[DATA EXTRACT start]

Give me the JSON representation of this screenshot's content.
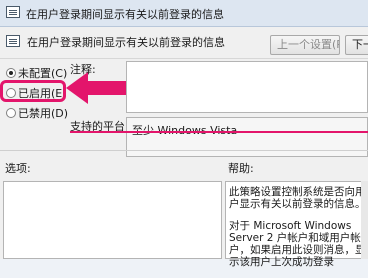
{
  "window": {
    "title": "在用户登录期间显示有关以前登录的信息"
  },
  "header": {
    "title": "在用户登录期间显示有关以前登录的信息",
    "prev_button": "上一个设置(P)",
    "next_button": "下一"
  },
  "options": {
    "not_configured": "未配置(C)",
    "enabled": "已启用(E)",
    "disabled": "已禁用(D)",
    "selected": "not_configured"
  },
  "comment": {
    "label": "注释:"
  },
  "supported": {
    "label": "支持的平台:",
    "value": "至少 Windows Vista"
  },
  "sections": {
    "options_label": "选项:",
    "help_label": "帮助:"
  },
  "help": {
    "paragraph1": "此策略设置控制系统是否向用户显示有关以前登录的信息。",
    "paragraph2": "对于 Microsoft Windows Server 2 户帐户和域用户帐户，如果启用此设则消息，显示该用户上次成功登录"
  },
  "colors": {
    "highlight": "#e3156b"
  }
}
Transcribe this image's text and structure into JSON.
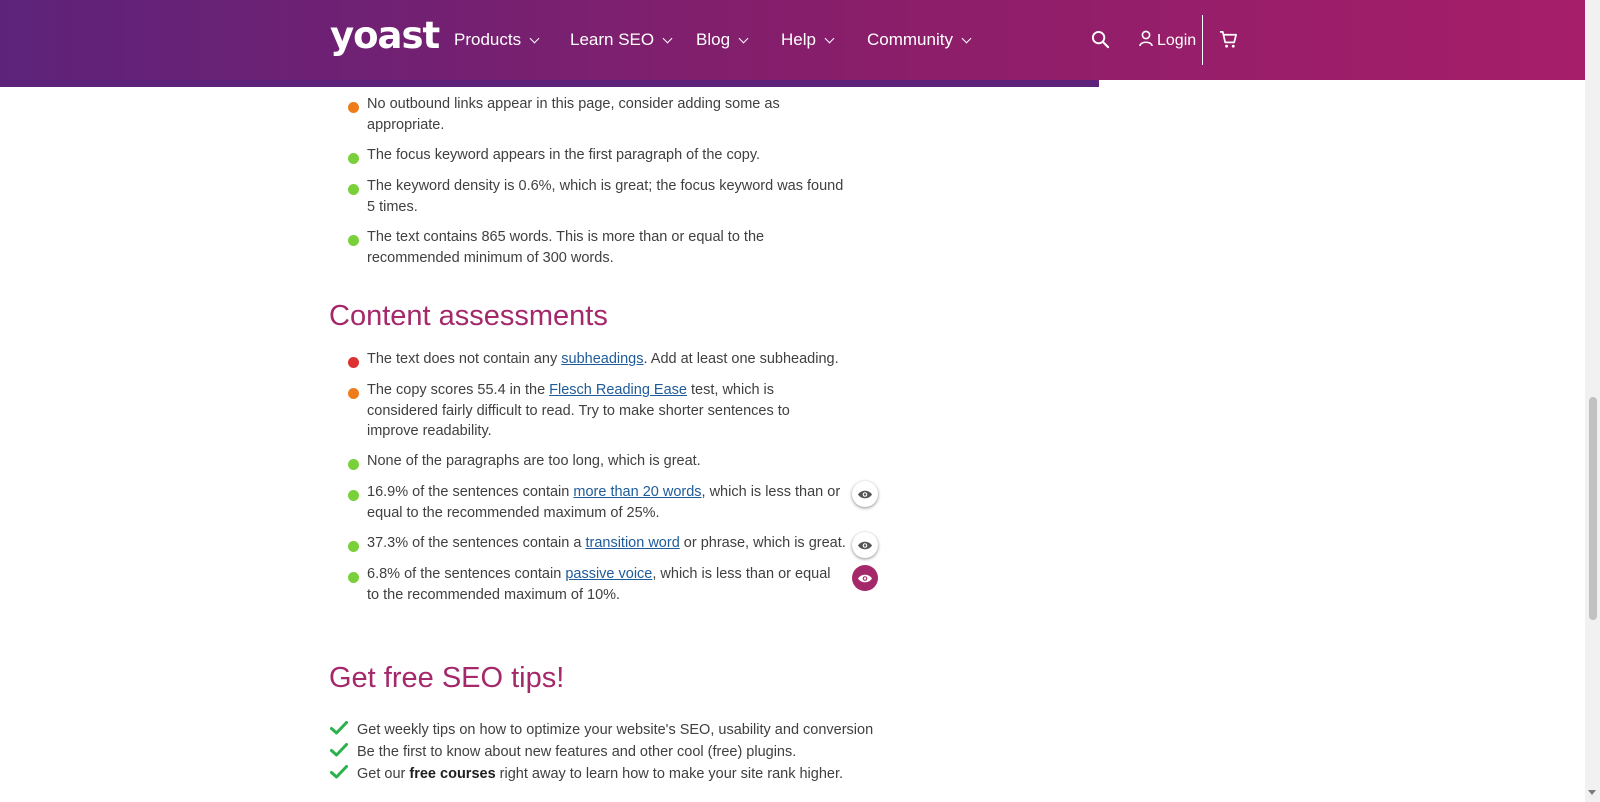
{
  "header": {
    "logo": "yoast",
    "nav": [
      "Products",
      "Learn SEO",
      "Blog",
      "Help",
      "Community"
    ],
    "login_label": "Login",
    "search_icon": "search-icon",
    "cart_icon": "cart-icon",
    "user_icon": "user-icon"
  },
  "seo_list": [
    {
      "status": "orange",
      "text": "No outbound links appear in this page, consider adding some as appropriate."
    },
    {
      "status": "green",
      "text": "The focus keyword appears in the first paragraph of the copy."
    },
    {
      "status": "green",
      "text": "The keyword density is 0.6%, which is great; the focus keyword was found 5 times."
    },
    {
      "status": "green",
      "text": "The text contains 865 words. This is more than or equal to the recommended minimum of 300 words."
    }
  ],
  "content_assessments": {
    "heading": "Content assessments",
    "items": [
      {
        "status": "red",
        "pre": "The text does not contain any ",
        "link": "subheadings",
        "post": ". Add at least one subheading."
      },
      {
        "status": "orange",
        "pre": "The copy scores 55.4 in the ",
        "link": "Flesch Reading Ease",
        "post": " test, which is considered fairly difficult to read. Try to make shorter sentences to improve readability."
      },
      {
        "status": "green",
        "pre": "None of the paragraphs are too long, which is great.",
        "link": "",
        "post": ""
      },
      {
        "status": "green",
        "pre": "16.9% of the sentences contain ",
        "link": "more than 20 words",
        "post": ", which is less than or equal to the recommended maximum of 25%.",
        "eye": "inactive"
      },
      {
        "status": "green",
        "pre": "37.3% of the sentences contain a ",
        "link": "transition word",
        "post": " or phrase, which is great.",
        "eye": "inactive"
      },
      {
        "status": "green",
        "pre": "6.8% of the sentences contain ",
        "link": "passive voice",
        "post": ", which is less than or equal to the recommended maximum of 10%.",
        "eye": "active"
      }
    ]
  },
  "tips": {
    "heading": "Get free SEO tips!",
    "items": [
      {
        "pre": "Get weekly tips on how to optimize your website's SEO, usability and conversion",
        "bold": "",
        "post": ""
      },
      {
        "pre": "Be the first to know about new features and other cool (free) plugins.",
        "bold": "",
        "post": ""
      },
      {
        "pre": "Get our ",
        "bold": "free courses",
        "post": " right away to learn how to make your site rank higher."
      }
    ]
  },
  "colors": {
    "brand_purple": "#5d237a",
    "brand_pink": "#a4286a",
    "status_green": "#7ad03a",
    "status_orange": "#ee7c1b",
    "status_red": "#dc3232",
    "tick_green": "#2bb24c"
  }
}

[DATA EXTRACT end]

EXERCISE PROMPT: Copy every line of the data word for word, omitting the images.

RESPONSE TO THE EXERCISE:
Give me the JSON representation of this screenshot's content.
{
  "window": {
    "title": "在用户登录期间显示有关以前登录的信息"
  },
  "header": {
    "title": "在用户登录期间显示有关以前登录的信息",
    "prev_button": "上一个设置(P)",
    "next_button": "下一"
  },
  "options": {
    "not_configured": "未配置(C)",
    "enabled": "已启用(E)",
    "disabled": "已禁用(D)",
    "selected": "not_configured"
  },
  "comment": {
    "label": "注释:"
  },
  "supported": {
    "label": "支持的平台:",
    "value": "至少 Windows Vista"
  },
  "sections": {
    "options_label": "选项:",
    "help_label": "帮助:"
  },
  "help": {
    "paragraph1": "此策略设置控制系统是否向用户显示有关以前登录的信息。",
    "paragraph2": "对于 Microsoft Windows Server 2 户帐户和域用户帐户，如果启用此设则消息，显示该用户上次成功登录"
  },
  "colors": {
    "highlight": "#e3156b"
  }
}
Transcribe this image's text and structure into JSON.
{
  "header": {
    "logo": "yoast",
    "nav": [
      "Products",
      "Learn SEO",
      "Blog",
      "Help",
      "Community"
    ],
    "login_label": "Login",
    "search_icon": "search-icon",
    "cart_icon": "cart-icon",
    "user_icon": "user-icon"
  },
  "seo_list": [
    {
      "status": "orange",
      "text": "No outbound links appear in this page, consider adding some as appropriate."
    },
    {
      "status": "green",
      "text": "The focus keyword appears in the first paragraph of the copy."
    },
    {
      "status": "green",
      "text": "The keyword density is 0.6%, which is great; the focus keyword was found 5 times."
    },
    {
      "status": "green",
      "text": "The text contains 865 words. This is more than or equal to the recommended minimum of 300 words."
    }
  ],
  "content_assessments": {
    "heading": "Content assessments",
    "items": [
      {
        "status": "red",
        "pre": "The text does not contain any ",
        "link": "subheadings",
        "post": ". Add at least one subheading."
      },
      {
        "status": "orange",
        "pre": "The copy scores 55.4 in the ",
        "link": "Flesch Reading Ease",
        "post": " test, which is considered fairly difficult to read. Try to make shorter sentences to improve readability."
      },
      {
        "status": "green",
        "pre": "None of the paragraphs are too long, which is great.",
        "link": "",
        "post": ""
      },
      {
        "status": "green",
        "pre": "16.9% of the sentences contain ",
        "link": "more than 20 words",
        "post": ", which is less than or equal to the recommended maximum of 25%.",
        "eye": "inactive"
      },
      {
        "status": "green",
        "pre": "37.3% of the sentences contain a ",
        "link": "transition word",
        "post": " or phrase, which is great.",
        "eye": "inactive"
      },
      {
        "status": "green",
        "pre": "6.8% of the sentences contain ",
        "link": "passive voice",
        "post": ", which is less than or equal to the recommended maximum of 10%.",
        "eye": "active"
      }
    ]
  },
  "tips": {
    "heading": "Get free SEO tips!",
    "items": [
      {
        "pre": "Get weekly tips on how to optimize your website's SEO, usability and conversion",
        "bold": "",
        "post": ""
      },
      {
        "pre": "Be the first to know about new features and other cool (free) plugins.",
        "bold": "",
        "post": ""
      },
      {
        "pre": "Get our ",
        "bold": "free courses",
        "post": " right away to learn how to make your site rank higher."
      }
    ]
  },
  "colors": {
    "brand_purple": "#5d237a",
    "brand_pink": "#a4286a",
    "status_green": "#7ad03a",
    "status_orange": "#ee7c1b",
    "status_red": "#dc3232",
    "tick_green": "#2bb24c"
  }
}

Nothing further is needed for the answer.